"""
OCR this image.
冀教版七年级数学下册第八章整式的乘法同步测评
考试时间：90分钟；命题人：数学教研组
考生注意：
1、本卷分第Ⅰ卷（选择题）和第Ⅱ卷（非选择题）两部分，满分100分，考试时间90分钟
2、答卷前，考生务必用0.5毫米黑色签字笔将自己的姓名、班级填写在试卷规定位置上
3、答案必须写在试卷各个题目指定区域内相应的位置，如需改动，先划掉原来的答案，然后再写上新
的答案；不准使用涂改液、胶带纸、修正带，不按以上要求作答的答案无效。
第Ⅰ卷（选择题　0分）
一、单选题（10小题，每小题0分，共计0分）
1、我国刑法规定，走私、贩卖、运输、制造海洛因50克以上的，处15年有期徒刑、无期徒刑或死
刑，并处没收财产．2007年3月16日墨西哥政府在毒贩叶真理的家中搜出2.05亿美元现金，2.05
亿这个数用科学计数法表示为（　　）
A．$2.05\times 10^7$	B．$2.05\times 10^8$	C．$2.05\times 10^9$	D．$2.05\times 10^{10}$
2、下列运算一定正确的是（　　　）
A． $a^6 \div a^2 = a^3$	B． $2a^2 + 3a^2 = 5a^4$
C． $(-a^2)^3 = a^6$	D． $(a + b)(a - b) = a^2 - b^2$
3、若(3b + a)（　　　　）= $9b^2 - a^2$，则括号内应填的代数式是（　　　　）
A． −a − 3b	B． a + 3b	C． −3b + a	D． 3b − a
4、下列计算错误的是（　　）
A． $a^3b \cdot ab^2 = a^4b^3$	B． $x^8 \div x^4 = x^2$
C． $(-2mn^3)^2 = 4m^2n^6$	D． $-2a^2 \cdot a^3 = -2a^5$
"""
Output the listing above exactly as it appears.

▶ The result
OCR this image.
冀教版七年级数学下册第八章整式的乘法同步测评
考试时间：90分钟；命题人：数学教研组
考生注意：
1、本卷分第Ⅰ卷（选择题）和第Ⅱ卷（非选择题）两部分，满分100分，考试时间90分钟
2、答卷前，考生务必用0.5毫米黑色签字笔将自己的姓名、班级填写在试卷规定位置上
3、答案必须写在试卷各个题目指定区域内相应的位置，如需改动，先划掉原来的答案，然后再写上新
的答案；不准使用涂改液、胶带纸、修正带，不按以上要求作答的答案无效。
第Ⅰ卷（选择题　0分）
一、单选题（10小题，每小题0分，共计0分）
1、我国刑法规定，走私、贩卖、运输、制造海洛因50克以上的，处15年有期徒刑、无期徒刑或死
刑，并处没收财产．2007年3月16日墨西哥政府在毒贩叶真理的家中搜出2.05亿美元现金，2.05
亿这个数用科学计数法表示为（　　）
A．$2.05\times 10^7$	B．$2.05\times 10^8$	C．$2.05\times 10^9$	D．$2.05\times 10^{10}$
2、下列运算一定正确的是（　　　）
A． $a^6 \div a^2 = a^3$	B． $2a^2 + 3a^2 = 5a^4$
C． $(-a^2)^3 = a^6$	D． $(a + b)(a - b) = a^2 - b^2$
3、若(3b + a)（　　　　）= $9b^2 - a^2$，则括号内应填的代数式是（　　　　）
A． −a − 3b	B． a + 3b	C． −3b + a	D． 3b − a
4、下列计算错误的是（　　）
A． $a^3b \cdot ab^2 = a^4b^3$	B． $x^8 \div x^4 = x^2$
C． $(-2mn^3)^2 = 4m^2n^6$	D． $-2a^2 \cdot a^3 = -2a^5$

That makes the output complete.